[Collected data entries]

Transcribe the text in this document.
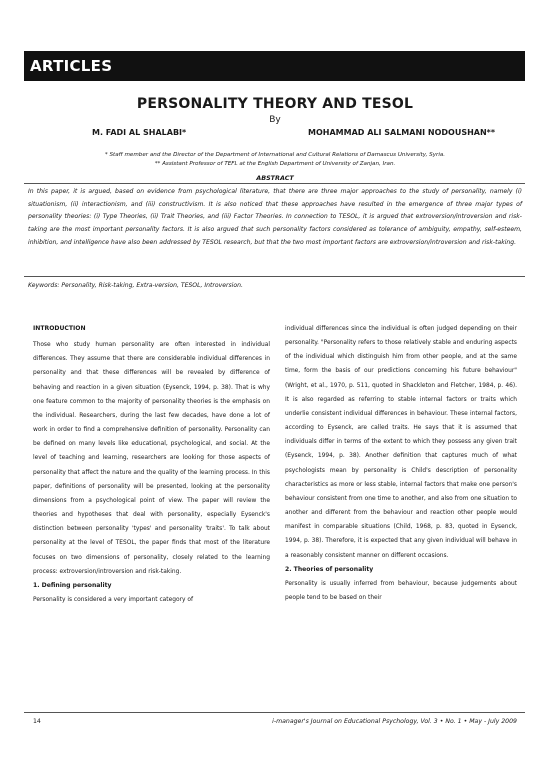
ARTICLES
PERSONALITY THEORY AND TESOL
By
M. FADI AL SHALABI*	MOHAMMAD ALI SALMANI NODOUSHAN**
* Staff member and the Director of the Department of International and Cultural Relations of Damascus University, Syria.
** Assistant Professor of TEFL at the English Department of University of Zanjan, Iran.
ABSTRACT

In this paper, it is argued, based on evidence from psychological literature, that there are three major approaches to the study of personality, namely (i) situationism, (ii) interactionism, and (iii) constructivism. It is also noticed that these approaches have resulted in the emergence of three major types of personality theories: (i) Type Theories, (ii) Trait Theories, and (iii) Factor Theories. In connection to TESOL, it is argued that extroversion/introversion and risk-taking are the most important personality factors. It is also argued that such personality factors considered as tolerance of ambiguity, empathy, self-esteem, inhibition, and intelligence have also been addressed by TESOL research, but that the two most important factors are extroversion/introversion and risk-taking.

Keywords: Personality, Risk-taking, Extra-version, TESOL, Introversion.

INTRODUCTION

Those who study human personality are often interested in individual differences. They assume that there are considerable individual differences in personality and that these differences will be revealed by difference of behaving and reaction in a given situation (Eysenck, 1994, p. 38). That is why one feature common to the majority of personality theories is the emphasis on the individual. Researchers, during the last few decades, have done a lot of work in order to find a comprehensive definition of personality. Personality can be defined on many levels like educational, psychological, and social. At the level of teaching and learning, researchers are looking for those aspects of personality that affect the nature and the quality of the learning process. In this paper, definitions of personality will be presented, looking at the personality dimensions from a psychological point of view. The paper will review the theories and hypotheses that deal with personality, especially Eysenck's distinction between personality 'types' and personality 'traits'. To talk about personality at the level of TESOL, the paper finds that most of the literature focuses on two dimensions of personality, closely related to the learning process: extroversion/introversion and risk-taking.

1. Defining personality

Personality is considered a very important category of

individual differences since the individual is often judged depending on their personality. "Personality refers to those relatively stable and enduring aspects of the individual which distinguish him from other people, and at the same time, form the basis of our predictions concerning his future behaviour" (Wright, et al., 1970, p. 511, quoted in Shackleton and Fletcher, 1984, p. 46). It is also regarded as referring to stable internal factors or traits which underlie consistent individual differences in behaviour. These internal factors, according to Eysenck, are called traits. He says that it is assumed that individuals differ in terms of the extent to which they possess any given trait (Eysenck, 1994, p. 38). Another definition that captures much of what psychologists mean by personality is Child's description of personality characteristics as more or less stable, internal factors that make one person's behaviour consistent from one time to another, and also from one situation to another and different from the behaviour and reaction other people would manifest in comparable situations (Child, 1968, p. 83, quoted in Eysenck, 1994, p. 38). Therefore, it is expected that any given individual will behave in a reasonably consistent manner on different occasions.

2. Theories of personality

Personality is usually inferred from behaviour, because judgements about people tend to be based on their

14	i-manager's Journal on Educational Psychology, Vol. 3 • No. 1 • May - July 2009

> [Aim of the exercise] Your task is to retype all the entries exactly and leave out any pictures.

> [Full output]
Transcribe the text in this document.
ARTICLES
PERSONALITY THEORY AND TESOL
By
M. FADI AL SHALABI*	MOHAMMAD ALI SALMANI NODOUSHAN**
* Staff member and the Director of the Department of International and Cultural Relations of Damascus University, Syria.
** Assistant Professor of TEFL at the English Department of University of Zanjan, Iran.
ABSTRACT

In this paper, it is argued, based on evidence from psychological literature, that there are three major approaches to the study of personality, namely (i) situationism, (ii) interactionism, and (iii) constructivism. It is also noticed that these approaches have resulted in the emergence of three major types of personality theories: (i) Type Theories, (ii) Trait Theories, and (iii) Factor Theories. In connection to TESOL, it is argued that extroversion/introversion and risk-taking are the most important personality factors. It is also argued that such personality factors considered as tolerance of ambiguity, empathy, self-esteem, inhibition, and intelligence have also been addressed by TESOL research, but that the two most important factors are extroversion/introversion and risk-taking.

Keywords: Personality, Risk-taking, Extra-version, TESOL, Introversion.

INTRODUCTION

Those who study human personality are often interested in individual differences. They assume that there are considerable individual differences in personality and that these differences will be revealed by difference of behaving and reaction in a given situation (Eysenck, 1994, p. 38). That is why one feature common to the majority of personality theories is the emphasis on the individual. Researchers, during the last few decades, have done a lot of work in order to find a comprehensive definition of personality. Personality can be defined on many levels like educational, psychological, and social. At the level of teaching and learning, researchers are looking for those aspects of personality that affect the nature and the quality of the learning process. In this paper, definitions of personality will be presented, looking at the personality dimensions from a psychological point of view. The paper will review the theories and hypotheses that deal with personality, especially Eysenck's distinction between personality 'types' and personality 'traits'. To talk about personality at the level of TESOL, the paper finds that most of the literature focuses on two dimensions of personality, closely related to the learning process: extroversion/introversion and risk-taking.

1. Defining personality

Personality is considered a very important category of

individual differences since the individual is often judged depending on their personality. "Personality refers to those relatively stable and enduring aspects of the individual which distinguish him from other people, and at the same time, form the basis of our predictions concerning his future behaviour" (Wright, et al., 1970, p. 511, quoted in Shackleton and Fletcher, 1984, p. 46). It is also regarded as referring to stable internal factors or traits which underlie consistent individual differences in behaviour. These internal factors, according to Eysenck, are called traits. He says that it is assumed that individuals differ in terms of the extent to which they possess any given trait (Eysenck, 1994, p. 38). Another definition that captures much of what psychologists mean by personality is Child's description of personality characteristics as more or less stable, internal factors that make one person's behaviour consistent from one time to another, and also from one situation to another and different from the behaviour and reaction other people would manifest in comparable situations (Child, 1968, p. 83, quoted in Eysenck, 1994, p. 38). Therefore, it is expected that any given individual will behave in a reasonably consistent manner on different occasions.

2. Theories of personality

Personality is usually inferred from behaviour, because judgements about people tend to be based on their

14	i-manager's Journal on Educational Psychology, Vol. 3 • No. 1 • May - July 2009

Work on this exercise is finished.